## SET TASK
What is the number of lines holding the word "gmail"? Give that number alone.

## THE DATA
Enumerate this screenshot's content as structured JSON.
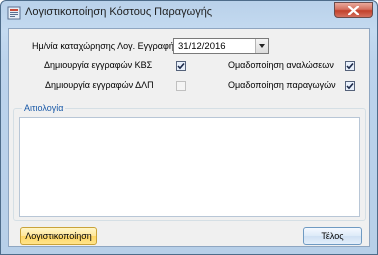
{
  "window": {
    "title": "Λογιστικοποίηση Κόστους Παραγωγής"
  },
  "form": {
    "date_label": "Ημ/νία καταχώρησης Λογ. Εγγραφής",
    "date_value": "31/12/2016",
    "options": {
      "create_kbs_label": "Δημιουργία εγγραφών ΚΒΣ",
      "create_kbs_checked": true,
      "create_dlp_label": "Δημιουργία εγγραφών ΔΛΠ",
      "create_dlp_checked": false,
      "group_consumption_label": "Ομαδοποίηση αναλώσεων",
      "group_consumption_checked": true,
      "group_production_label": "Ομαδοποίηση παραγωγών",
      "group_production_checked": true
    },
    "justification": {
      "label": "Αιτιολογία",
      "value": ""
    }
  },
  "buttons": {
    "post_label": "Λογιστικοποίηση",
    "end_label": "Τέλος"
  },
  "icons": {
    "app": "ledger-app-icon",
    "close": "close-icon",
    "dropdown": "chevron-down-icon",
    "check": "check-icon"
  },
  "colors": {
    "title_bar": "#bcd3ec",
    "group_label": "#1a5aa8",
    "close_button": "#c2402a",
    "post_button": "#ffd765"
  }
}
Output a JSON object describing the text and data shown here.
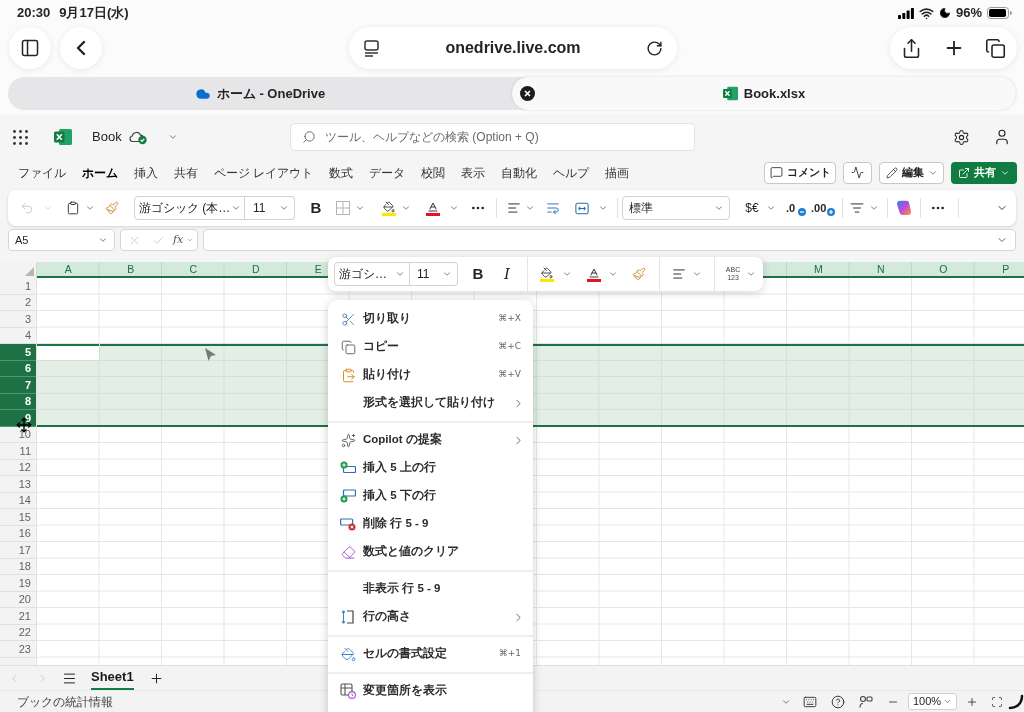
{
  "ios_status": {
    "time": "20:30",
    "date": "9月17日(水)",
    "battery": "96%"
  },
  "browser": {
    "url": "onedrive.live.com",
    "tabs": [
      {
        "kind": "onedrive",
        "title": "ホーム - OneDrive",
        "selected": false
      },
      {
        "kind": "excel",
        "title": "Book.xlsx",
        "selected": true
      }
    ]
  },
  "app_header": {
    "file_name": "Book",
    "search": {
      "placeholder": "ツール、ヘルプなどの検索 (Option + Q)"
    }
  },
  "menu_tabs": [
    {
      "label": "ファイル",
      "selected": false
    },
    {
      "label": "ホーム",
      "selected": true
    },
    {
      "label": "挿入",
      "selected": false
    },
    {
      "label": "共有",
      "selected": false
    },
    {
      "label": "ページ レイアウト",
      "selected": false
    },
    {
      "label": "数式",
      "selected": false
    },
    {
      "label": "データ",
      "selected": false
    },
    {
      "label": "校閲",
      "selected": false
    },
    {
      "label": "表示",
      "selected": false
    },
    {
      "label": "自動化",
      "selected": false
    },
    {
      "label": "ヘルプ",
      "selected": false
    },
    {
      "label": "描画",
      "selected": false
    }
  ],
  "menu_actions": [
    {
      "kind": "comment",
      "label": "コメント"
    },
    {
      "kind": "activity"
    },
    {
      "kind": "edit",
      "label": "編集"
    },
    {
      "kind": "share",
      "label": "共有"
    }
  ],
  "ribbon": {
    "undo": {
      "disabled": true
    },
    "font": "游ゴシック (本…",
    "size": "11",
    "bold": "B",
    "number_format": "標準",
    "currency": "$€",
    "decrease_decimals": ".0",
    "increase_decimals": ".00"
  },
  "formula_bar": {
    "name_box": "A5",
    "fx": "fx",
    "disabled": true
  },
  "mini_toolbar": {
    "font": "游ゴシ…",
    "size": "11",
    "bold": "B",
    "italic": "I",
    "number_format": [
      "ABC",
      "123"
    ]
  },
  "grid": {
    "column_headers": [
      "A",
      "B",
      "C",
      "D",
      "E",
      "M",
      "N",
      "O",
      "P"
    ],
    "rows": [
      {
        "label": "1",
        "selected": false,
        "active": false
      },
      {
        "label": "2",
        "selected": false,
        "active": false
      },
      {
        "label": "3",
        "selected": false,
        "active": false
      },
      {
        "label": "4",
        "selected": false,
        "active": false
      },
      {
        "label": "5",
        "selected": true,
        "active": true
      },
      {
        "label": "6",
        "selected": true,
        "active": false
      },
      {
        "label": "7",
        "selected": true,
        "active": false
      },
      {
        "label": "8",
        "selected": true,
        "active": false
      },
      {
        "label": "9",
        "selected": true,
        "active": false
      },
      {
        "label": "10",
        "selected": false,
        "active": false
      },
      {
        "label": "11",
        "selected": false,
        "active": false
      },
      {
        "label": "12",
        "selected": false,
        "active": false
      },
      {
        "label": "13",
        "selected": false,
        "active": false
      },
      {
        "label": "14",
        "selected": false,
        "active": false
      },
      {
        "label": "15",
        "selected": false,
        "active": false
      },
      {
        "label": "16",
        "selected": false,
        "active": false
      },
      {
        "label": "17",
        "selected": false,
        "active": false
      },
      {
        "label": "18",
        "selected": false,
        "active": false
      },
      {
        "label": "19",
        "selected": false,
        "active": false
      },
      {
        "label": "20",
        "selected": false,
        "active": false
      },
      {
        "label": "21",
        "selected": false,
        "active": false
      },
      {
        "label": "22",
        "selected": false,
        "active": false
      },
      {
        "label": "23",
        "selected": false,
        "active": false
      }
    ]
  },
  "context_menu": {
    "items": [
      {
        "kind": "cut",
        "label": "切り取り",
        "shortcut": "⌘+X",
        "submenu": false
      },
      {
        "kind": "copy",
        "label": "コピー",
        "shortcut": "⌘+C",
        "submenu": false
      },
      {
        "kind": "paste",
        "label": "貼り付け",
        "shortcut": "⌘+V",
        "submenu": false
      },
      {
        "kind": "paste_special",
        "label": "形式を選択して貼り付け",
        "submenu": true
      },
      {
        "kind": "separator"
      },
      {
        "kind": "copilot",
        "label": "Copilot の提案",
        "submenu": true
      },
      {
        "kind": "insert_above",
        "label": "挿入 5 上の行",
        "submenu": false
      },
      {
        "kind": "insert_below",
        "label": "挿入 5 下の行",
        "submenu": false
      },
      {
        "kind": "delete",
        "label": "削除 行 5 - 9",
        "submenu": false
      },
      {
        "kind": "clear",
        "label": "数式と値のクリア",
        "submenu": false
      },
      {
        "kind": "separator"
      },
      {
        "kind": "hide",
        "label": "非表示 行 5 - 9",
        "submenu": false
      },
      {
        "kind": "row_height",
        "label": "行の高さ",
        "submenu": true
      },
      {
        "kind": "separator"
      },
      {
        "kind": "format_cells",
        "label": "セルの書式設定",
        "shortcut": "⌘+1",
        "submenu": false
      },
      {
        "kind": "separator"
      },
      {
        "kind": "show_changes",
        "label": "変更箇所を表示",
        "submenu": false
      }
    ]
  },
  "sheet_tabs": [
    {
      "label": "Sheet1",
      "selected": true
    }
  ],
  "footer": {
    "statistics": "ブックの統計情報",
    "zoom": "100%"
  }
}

...

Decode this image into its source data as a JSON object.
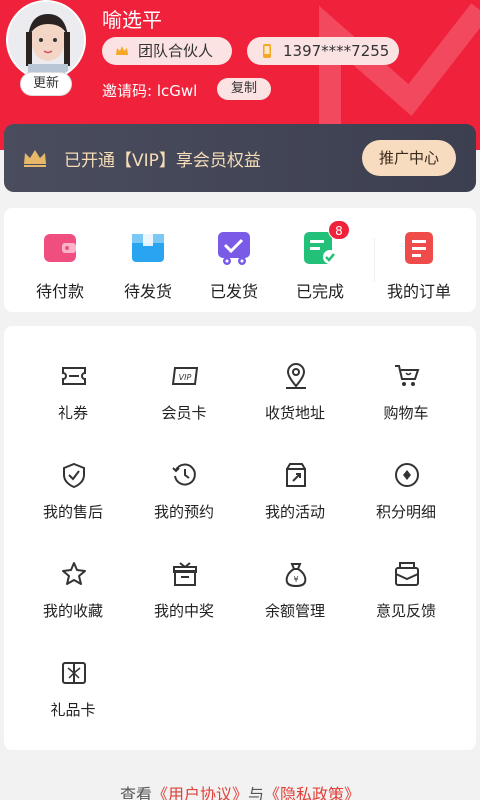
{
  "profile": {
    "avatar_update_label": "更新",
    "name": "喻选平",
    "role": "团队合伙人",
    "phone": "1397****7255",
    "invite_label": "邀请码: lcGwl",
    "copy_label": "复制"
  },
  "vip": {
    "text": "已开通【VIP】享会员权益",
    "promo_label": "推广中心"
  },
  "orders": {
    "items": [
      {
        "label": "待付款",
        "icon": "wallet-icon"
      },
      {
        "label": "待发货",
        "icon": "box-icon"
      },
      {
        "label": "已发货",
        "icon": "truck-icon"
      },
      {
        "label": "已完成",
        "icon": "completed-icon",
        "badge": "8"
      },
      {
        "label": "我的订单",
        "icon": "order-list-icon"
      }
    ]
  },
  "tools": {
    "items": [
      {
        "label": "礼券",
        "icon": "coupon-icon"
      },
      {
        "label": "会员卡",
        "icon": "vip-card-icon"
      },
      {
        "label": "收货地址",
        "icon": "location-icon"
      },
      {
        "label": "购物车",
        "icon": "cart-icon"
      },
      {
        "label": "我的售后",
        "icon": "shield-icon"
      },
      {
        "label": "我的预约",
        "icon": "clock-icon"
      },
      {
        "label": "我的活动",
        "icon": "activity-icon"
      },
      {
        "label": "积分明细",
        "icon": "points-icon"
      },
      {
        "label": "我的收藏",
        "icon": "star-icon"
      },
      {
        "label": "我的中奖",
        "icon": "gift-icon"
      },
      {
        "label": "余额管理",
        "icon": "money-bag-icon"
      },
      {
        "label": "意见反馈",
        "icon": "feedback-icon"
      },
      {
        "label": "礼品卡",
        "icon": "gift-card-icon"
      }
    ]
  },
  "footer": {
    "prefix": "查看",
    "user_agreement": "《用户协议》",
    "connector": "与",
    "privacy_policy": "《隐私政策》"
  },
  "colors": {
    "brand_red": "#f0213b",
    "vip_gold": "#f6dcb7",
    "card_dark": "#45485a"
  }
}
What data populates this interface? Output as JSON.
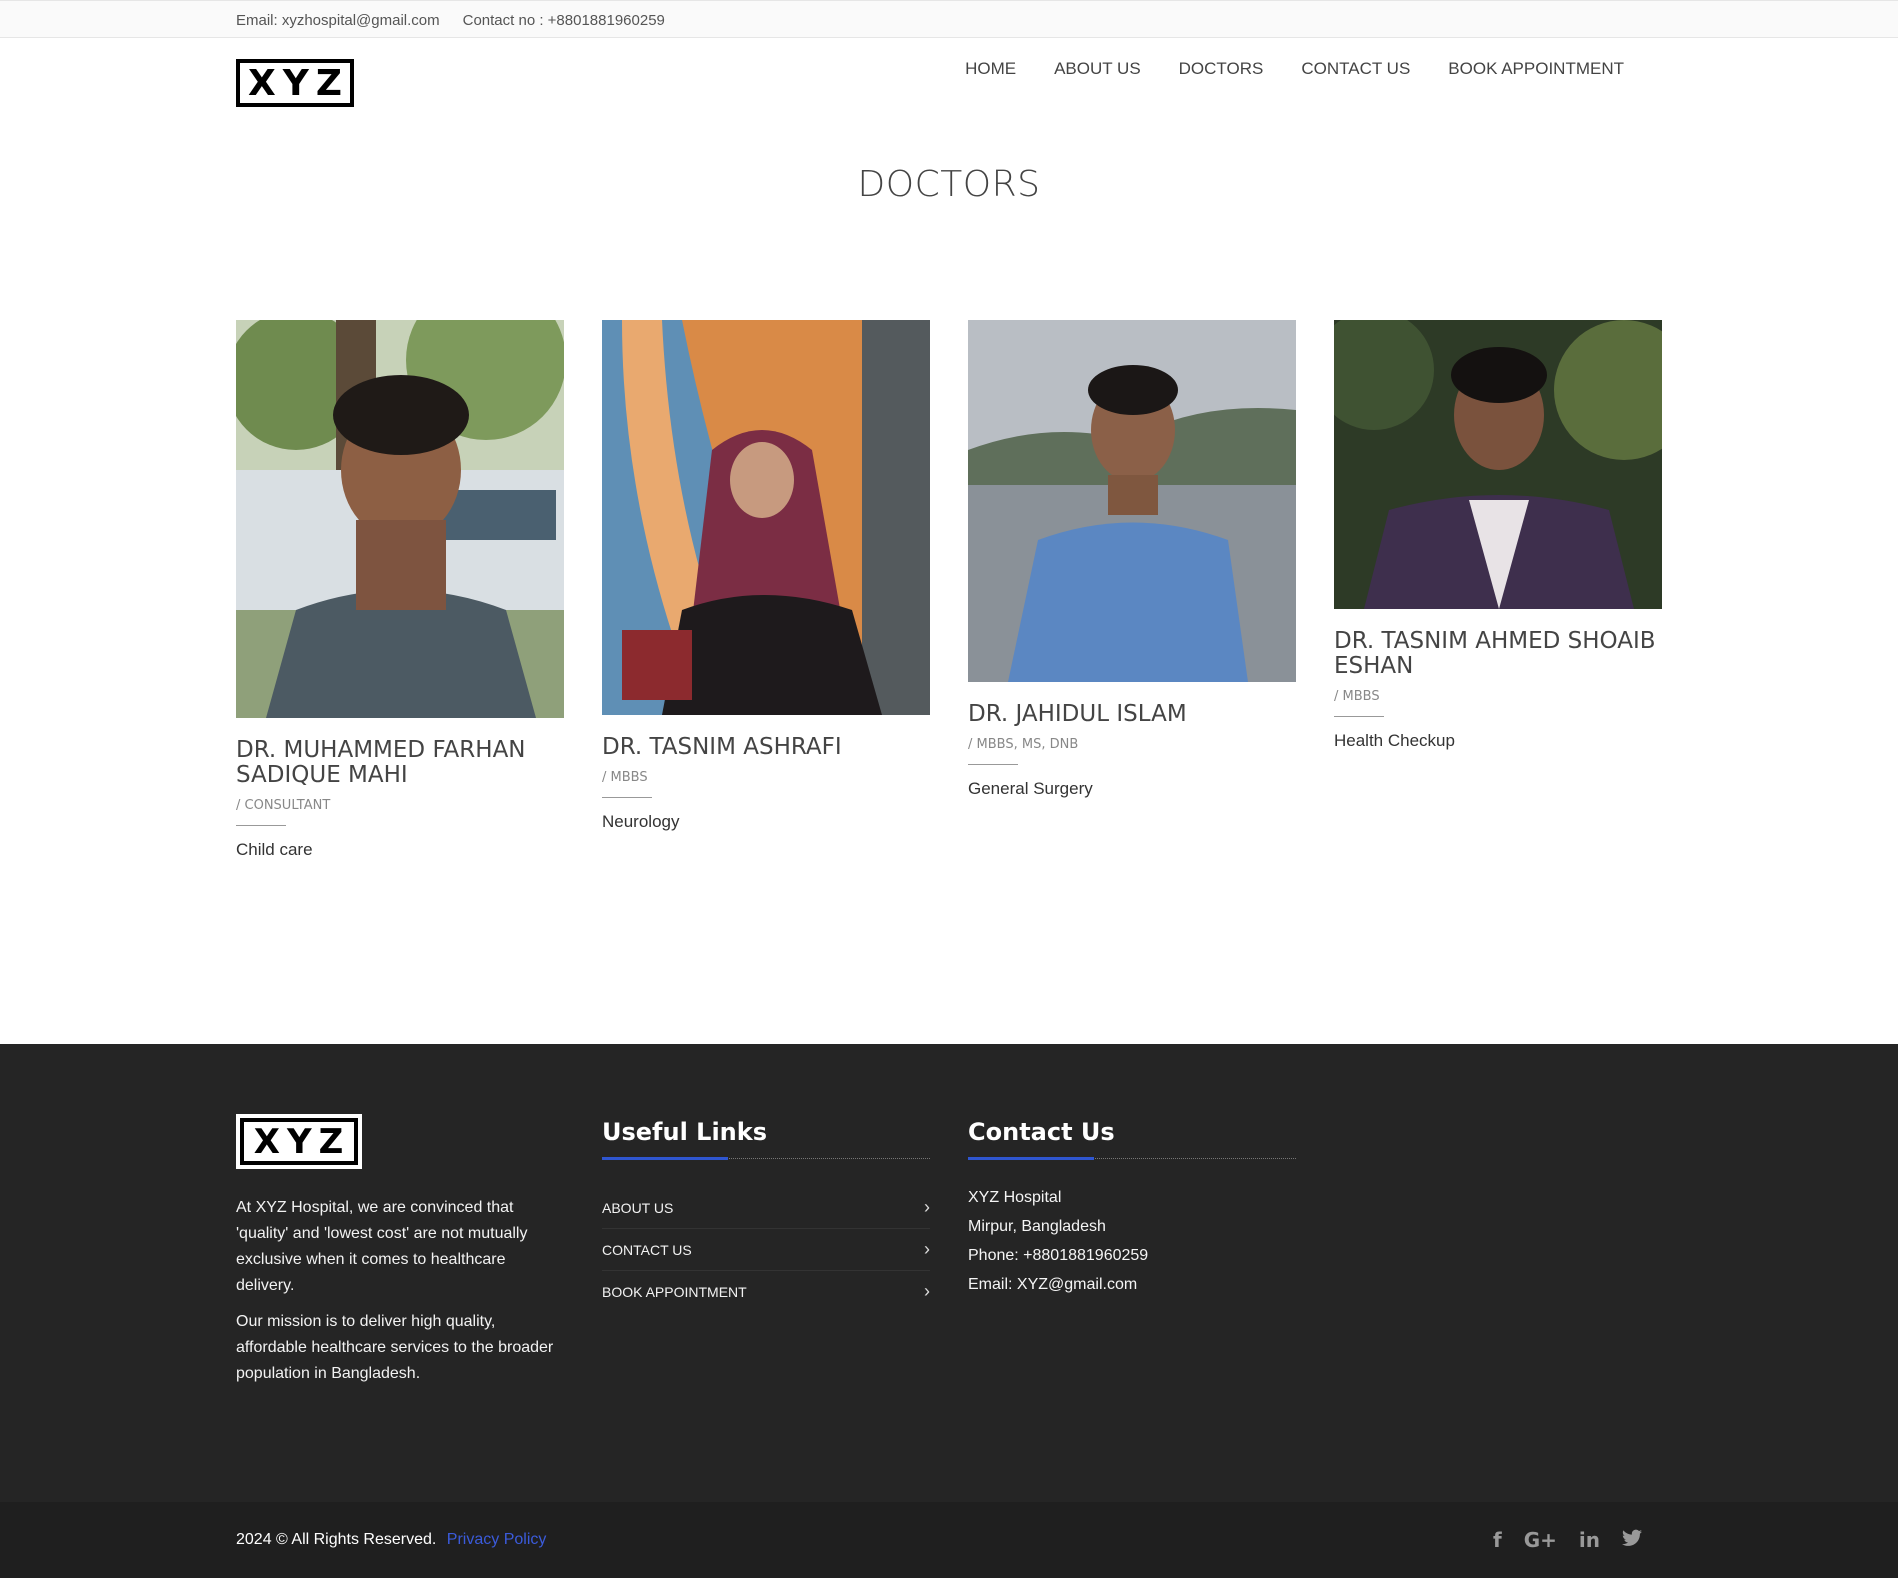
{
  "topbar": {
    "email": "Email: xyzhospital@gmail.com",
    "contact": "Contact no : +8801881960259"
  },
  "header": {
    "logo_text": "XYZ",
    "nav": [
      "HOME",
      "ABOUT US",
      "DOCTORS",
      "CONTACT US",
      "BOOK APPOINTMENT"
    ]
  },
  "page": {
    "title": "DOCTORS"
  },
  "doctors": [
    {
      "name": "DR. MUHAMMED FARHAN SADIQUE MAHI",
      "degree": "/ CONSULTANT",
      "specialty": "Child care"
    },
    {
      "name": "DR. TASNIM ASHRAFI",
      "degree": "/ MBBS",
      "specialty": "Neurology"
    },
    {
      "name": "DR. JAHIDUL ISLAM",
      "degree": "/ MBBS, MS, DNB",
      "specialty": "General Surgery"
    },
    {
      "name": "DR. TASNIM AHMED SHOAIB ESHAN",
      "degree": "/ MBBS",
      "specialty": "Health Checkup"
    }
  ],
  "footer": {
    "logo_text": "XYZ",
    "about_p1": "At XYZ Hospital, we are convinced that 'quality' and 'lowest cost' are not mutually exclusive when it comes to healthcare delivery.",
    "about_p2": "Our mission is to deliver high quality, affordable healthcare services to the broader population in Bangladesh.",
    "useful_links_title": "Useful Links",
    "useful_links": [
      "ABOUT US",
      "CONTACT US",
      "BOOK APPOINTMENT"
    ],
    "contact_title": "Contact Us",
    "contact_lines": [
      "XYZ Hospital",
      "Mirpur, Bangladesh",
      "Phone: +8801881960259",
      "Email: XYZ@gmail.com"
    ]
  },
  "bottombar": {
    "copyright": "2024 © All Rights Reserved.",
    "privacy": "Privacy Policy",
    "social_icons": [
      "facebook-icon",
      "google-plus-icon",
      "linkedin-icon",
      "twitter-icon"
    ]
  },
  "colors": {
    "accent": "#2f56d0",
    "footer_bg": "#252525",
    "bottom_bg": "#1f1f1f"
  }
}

--

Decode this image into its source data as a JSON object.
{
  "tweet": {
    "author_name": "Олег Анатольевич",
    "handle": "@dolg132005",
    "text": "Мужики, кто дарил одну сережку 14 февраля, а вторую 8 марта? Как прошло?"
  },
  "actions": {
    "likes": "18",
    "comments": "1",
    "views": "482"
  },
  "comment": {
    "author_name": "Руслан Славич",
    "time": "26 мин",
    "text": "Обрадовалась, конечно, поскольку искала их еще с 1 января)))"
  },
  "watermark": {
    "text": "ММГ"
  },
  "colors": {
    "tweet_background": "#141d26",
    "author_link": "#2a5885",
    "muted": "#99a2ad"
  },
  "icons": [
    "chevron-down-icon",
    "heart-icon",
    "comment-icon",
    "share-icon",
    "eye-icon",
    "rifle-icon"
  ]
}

## TASK ANSWER
2